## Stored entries
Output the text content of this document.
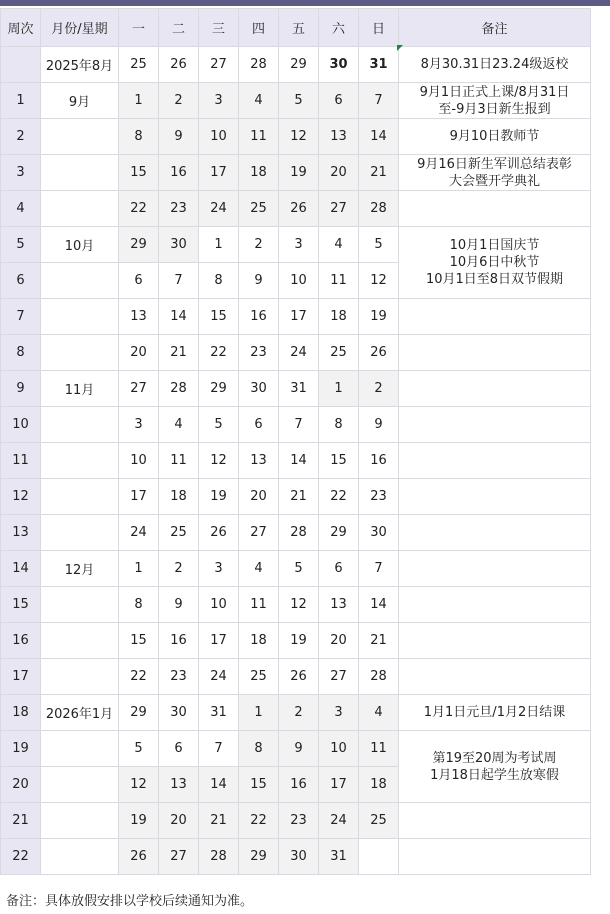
周次	月份/星期	一	二	三	四	五	六	日	备注
	2025年8月	25	26	27	28	29	30	31	8月30.31日23.24级返校

1	9月	1	2	3	4	5	6	7	9月1日正式上课/8月31日
至-9月3日新生报到

2		8	9	10	11	12	13	14	9月10日教师节

3		15	16	17	18	19	20	21	9月16日新生军训总结表彰
大会暨开学典礼

4		22	23	24	25	26	27	28	
5	10月	29	30	1	2	3	4	5	10月1日国庆节
10月6日中秋节
10月1日至8日双节假期

6		6	7	8	9	10	11	12	
7		13	14	15	16	17	18	19	
8		20	21	22	23	24	25	26	
9	11月	27	28	29	30	31	1	2	
10		3	4	5	6	7	8	9	
11		10	11	12	13	14	15	16	
12		17	18	19	20	21	22	23	
13		24	25	26	27	28	29	30	
14	12月	1	2	3	4	5	6	7	
15		8	9	10	11	12	13	14	
16		15	16	17	18	19	20	21	
17		22	23	24	25	26	27	28	
18	2026年1月	29	30	31	1	2	3	4	1月1日元旦/1月2日结课

19		5	6	7	8	9	10	11	第19至20周为考试周
1月18日起学生放寒假

20		12	13	14	15	16	17	18	
21		19	20	21	22	23	24	25	
22		26	27	28	29	30	31		
备注：具体放假安排以学校后续通知为准。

## Set task
All records must be output exactly as they are, except for the pictures, which are left out.

## Response below
Output the text content of this document.
周次	月份/星期	一	二	三	四	五	六	日	备注
	2025年8月	25	26	27	28	29	30	31	8月30.31日23.24级返校

1	9月	1	2	3	4	5	6	7	9月1日正式上课/8月31日
至-9月3日新生报到

2		8	9	10	11	12	13	14	9月10日教师节

3		15	16	17	18	19	20	21	9月16日新生军训总结表彰
大会暨开学典礼

4		22	23	24	25	26	27	28	
5	10月	29	30	1	2	3	4	5	10月1日国庆节
10月6日中秋节
10月1日至8日双节假期

6		6	7	8	9	10	11	12	
7		13	14	15	16	17	18	19	
8		20	21	22	23	24	25	26	
9	11月	27	28	29	30	31	1	2	
10		3	4	5	6	7	8	9	
11		10	11	12	13	14	15	16	
12		17	18	19	20	21	22	23	
13		24	25	26	27	28	29	30	
14	12月	1	2	3	4	5	6	7	
15		8	9	10	11	12	13	14	
16		15	16	17	18	19	20	21	
17		22	23	24	25	26	27	28	
18	2026年1月	29	30	31	1	2	3	4	1月1日元旦/1月2日结课

19		5	6	7	8	9	10	11	第19至20周为考试周
1月18日起学生放寒假

20		12	13	14	15	16	17	18	
21		19	20	21	22	23	24	25	
22		26	27	28	29	30	31		
备注：具体放假安排以学校后续通知为准。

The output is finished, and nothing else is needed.